# WORK REQUIRED
Return every entry exactly as written.

::: PROVIDED DATA

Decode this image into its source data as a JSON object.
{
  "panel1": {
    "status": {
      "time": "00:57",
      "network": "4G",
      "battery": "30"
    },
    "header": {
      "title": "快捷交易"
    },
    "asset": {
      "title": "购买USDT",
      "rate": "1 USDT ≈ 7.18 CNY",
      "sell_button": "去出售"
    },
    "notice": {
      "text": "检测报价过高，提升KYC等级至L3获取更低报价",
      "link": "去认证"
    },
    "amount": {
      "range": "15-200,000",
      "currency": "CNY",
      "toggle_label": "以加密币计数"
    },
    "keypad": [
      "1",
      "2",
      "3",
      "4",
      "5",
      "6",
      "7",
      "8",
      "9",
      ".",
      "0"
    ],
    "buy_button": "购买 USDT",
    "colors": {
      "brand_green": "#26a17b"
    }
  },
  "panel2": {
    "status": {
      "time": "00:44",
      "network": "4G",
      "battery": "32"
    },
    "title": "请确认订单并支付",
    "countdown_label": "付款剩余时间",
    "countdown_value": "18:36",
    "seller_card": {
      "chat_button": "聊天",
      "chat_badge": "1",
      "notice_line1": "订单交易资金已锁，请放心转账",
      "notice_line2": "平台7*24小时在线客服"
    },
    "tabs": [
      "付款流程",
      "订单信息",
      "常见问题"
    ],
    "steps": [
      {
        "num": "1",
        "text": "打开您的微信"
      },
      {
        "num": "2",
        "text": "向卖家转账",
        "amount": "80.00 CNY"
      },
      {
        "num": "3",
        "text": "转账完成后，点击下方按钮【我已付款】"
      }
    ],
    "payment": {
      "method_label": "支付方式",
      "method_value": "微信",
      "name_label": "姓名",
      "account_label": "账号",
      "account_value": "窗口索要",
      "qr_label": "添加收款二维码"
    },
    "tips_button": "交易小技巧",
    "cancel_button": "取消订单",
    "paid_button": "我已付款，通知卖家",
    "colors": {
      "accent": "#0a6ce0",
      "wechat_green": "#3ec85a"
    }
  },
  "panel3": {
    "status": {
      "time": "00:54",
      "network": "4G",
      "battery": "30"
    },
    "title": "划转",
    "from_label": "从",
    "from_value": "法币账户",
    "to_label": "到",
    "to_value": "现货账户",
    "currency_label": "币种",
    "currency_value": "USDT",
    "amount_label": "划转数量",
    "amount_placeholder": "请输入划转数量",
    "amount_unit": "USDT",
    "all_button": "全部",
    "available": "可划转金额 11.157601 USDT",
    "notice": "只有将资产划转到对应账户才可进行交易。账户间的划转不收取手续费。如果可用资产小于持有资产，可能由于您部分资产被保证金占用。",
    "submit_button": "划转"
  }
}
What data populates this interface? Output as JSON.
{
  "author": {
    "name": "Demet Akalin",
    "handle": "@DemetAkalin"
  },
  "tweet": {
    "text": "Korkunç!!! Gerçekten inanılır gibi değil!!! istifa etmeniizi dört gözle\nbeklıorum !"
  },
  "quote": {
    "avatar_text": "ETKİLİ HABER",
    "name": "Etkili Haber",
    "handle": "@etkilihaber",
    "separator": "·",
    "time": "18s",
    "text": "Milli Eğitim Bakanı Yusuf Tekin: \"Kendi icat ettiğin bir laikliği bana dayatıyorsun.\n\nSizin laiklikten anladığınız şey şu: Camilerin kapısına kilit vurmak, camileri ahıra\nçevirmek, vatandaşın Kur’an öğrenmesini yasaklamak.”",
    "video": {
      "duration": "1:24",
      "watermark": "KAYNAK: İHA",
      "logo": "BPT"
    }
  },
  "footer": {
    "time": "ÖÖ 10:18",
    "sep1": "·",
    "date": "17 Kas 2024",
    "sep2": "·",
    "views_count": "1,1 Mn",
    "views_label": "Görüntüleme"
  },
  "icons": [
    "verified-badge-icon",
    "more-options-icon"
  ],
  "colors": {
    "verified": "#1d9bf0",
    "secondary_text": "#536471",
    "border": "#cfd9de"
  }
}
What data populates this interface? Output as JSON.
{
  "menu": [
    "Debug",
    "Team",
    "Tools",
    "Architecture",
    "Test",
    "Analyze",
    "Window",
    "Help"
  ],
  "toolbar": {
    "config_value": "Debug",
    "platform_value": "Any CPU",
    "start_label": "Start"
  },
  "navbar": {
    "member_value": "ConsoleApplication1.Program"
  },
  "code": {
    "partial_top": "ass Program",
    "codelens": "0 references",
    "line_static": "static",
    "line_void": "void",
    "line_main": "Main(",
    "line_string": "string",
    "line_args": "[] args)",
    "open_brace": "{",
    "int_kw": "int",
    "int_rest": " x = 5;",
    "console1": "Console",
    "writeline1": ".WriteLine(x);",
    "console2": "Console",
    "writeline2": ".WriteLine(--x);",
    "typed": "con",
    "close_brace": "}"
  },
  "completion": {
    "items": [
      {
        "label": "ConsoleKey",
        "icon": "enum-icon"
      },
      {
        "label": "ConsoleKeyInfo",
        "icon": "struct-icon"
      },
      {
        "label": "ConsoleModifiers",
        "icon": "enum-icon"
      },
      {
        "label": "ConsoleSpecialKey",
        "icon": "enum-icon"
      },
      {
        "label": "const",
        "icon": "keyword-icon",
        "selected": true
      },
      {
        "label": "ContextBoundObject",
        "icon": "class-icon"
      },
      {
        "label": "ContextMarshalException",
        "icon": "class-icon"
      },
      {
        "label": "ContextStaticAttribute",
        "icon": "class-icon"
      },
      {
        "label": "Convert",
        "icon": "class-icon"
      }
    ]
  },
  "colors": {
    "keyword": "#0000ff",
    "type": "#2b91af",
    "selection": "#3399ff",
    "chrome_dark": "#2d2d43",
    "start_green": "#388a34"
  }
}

::::::

# TASK ANSWER
Decode this image into its source data as a JSON object.
{
  "panel1": {
    "status": {
      "time": "00:57",
      "network": "4G",
      "battery": "30"
    },
    "header": {
      "title": "快捷交易"
    },
    "asset": {
      "title": "购买USDT",
      "rate": "1 USDT ≈ 7.18 CNY",
      "sell_button": "去出售"
    },
    "notice": {
      "text": "检测报价过高，提升KYC等级至L3获取更低报价",
      "link": "去认证"
    },
    "amount": {
      "range": "15-200,000",
      "currency": "CNY",
      "toggle_label": "以加密币计数"
    },
    "keypad": [
      "1",
      "2",
      "3",
      "4",
      "5",
      "6",
      "7",
      "8",
      "9",
      ".",
      "0"
    ],
    "buy_button": "购买 USDT",
    "colors": {
      "brand_green": "#26a17b"
    }
  },
  "panel2": {
    "status": {
      "time": "00:44",
      "network": "4G",
      "battery": "32"
    },
    "title": "请确认订单并支付",
    "countdown_label": "付款剩余时间",
    "countdown_value": "18:36",
    "seller_card": {
      "chat_button": "聊天",
      "chat_badge": "1",
      "notice_line1": "订单交易资金已锁，请放心转账",
      "notice_line2": "平台7*24小时在线客服"
    },
    "tabs": [
      "付款流程",
      "订单信息",
      "常见问题"
    ],
    "steps": [
      {
        "num": "1",
        "text": "打开您的微信"
      },
      {
        "num": "2",
        "text": "向卖家转账",
        "amount": "80.00 CNY"
      },
      {
        "num": "3",
        "text": "转账完成后，点击下方按钮【我已付款】"
      }
    ],
    "payment": {
      "method_label": "支付方式",
      "method_value": "微信",
      "name_label": "姓名",
      "account_label": "账号",
      "account_value": "窗口索要",
      "qr_label": "添加收款二维码"
    },
    "tips_button": "交易小技巧",
    "cancel_button": "取消订单",
    "paid_button": "我已付款，通知卖家",
    "colors": {
      "accent": "#0a6ce0",
      "wechat_green": "#3ec85a"
    }
  },
  "panel3": {
    "status": {
      "time": "00:54",
      "network": "4G",
      "battery": "30"
    },
    "title": "划转",
    "from_label": "从",
    "from_value": "法币账户",
    "to_label": "到",
    "to_value": "现货账户",
    "currency_label": "币种",
    "currency_value": "USDT",
    "amount_label": "划转数量",
    "amount_placeholder": "请输入划转数量",
    "amount_unit": "USDT",
    "all_button": "全部",
    "available": "可划转金额 11.157601 USDT",
    "notice": "只有将资产划转到对应账户才可进行交易。账户间的划转不收取手续费。如果可用资产小于持有资产，可能由于您部分资产被保证金占用。",
    "submit_button": "划转"
  }
}
What data populates this interface? Output as JSON.
{
  "author": {
    "name": "Demet Akalin",
    "handle": "@DemetAkalin"
  },
  "tweet": {
    "text": "Korkunç!!! Gerçekten inanılır gibi değil!!! istifa etmeniizi dört gözle\nbeklıorum !"
  },
  "quote": {
    "avatar_text": "ETKİLİ HABER",
    "name": "Etkili Haber",
    "handle": "@etkilihaber",
    "separator": "·",
    "time": "18s",
    "text": "Milli Eğitim Bakanı Yusuf Tekin: \"Kendi icat ettiğin bir laikliği bana dayatıyorsun.\n\nSizin laiklikten anladığınız şey şu: Camilerin kapısına kilit vurmak, camileri ahıra\nçevirmek, vatandaşın Kur’an öğrenmesini yasaklamak.”",
    "video": {
      "duration": "1:24",
      "watermark": "KAYNAK: İHA",
      "logo": "BPT"
    }
  },
  "footer": {
    "time": "ÖÖ 10:18",
    "sep1": "·",
    "date": "17 Kas 2024",
    "sep2": "·",
    "views_count": "1,1 Mn",
    "views_label": "Görüntüleme"
  },
  "icons": [
    "verified-badge-icon",
    "more-options-icon"
  ],
  "colors": {
    "verified": "#1d9bf0",
    "secondary_text": "#536471",
    "border": "#cfd9de"
  }
}
What data populates this interface? Output as JSON.
{
  "menu": [
    "Debug",
    "Team",
    "Tools",
    "Architecture",
    "Test",
    "Analyze",
    "Window",
    "Help"
  ],
  "toolbar": {
    "config_value": "Debug",
    "platform_value": "Any CPU",
    "start_label": "Start"
  },
  "navbar": {
    "member_value": "ConsoleApplication1.Program"
  },
  "code": {
    "partial_top": "ass Program",
    "codelens": "0 references",
    "line_static": "static",
    "line_void": "void",
    "line_main": "Main(",
    "line_string": "string",
    "line_args": "[] args)",
    "open_brace": "{",
    "int_kw": "int",
    "int_rest": " x = 5;",
    "console1": "Console",
    "writeline1": ".WriteLine(x);",
    "console2": "Console",
    "writeline2": ".WriteLine(--x);",
    "typed": "con",
    "close_brace": "}"
  },
  "completion": {
    "items": [
      {
        "label": "ConsoleKey",
        "icon": "enum-icon"
      },
      {
        "label": "ConsoleKeyInfo",
        "icon": "struct-icon"
      },
      {
        "label": "ConsoleModifiers",
        "icon": "enum-icon"
      },
      {
        "label": "ConsoleSpecialKey",
        "icon": "enum-icon"
      },
      {
        "label": "const",
        "icon": "keyword-icon",
        "selected": true
      },
      {
        "label": "ContextBoundObject",
        "icon": "class-icon"
      },
      {
        "label": "ContextMarshalException",
        "icon": "class-icon"
      },
      {
        "label": "ContextStaticAttribute",
        "icon": "class-icon"
      },
      {
        "label": "Convert",
        "icon": "class-icon"
      }
    ]
  },
  "colors": {
    "keyword": "#0000ff",
    "type": "#2b91af",
    "selection": "#3399ff",
    "chrome_dark": "#2d2d43",
    "start_green": "#388a34"
  }
}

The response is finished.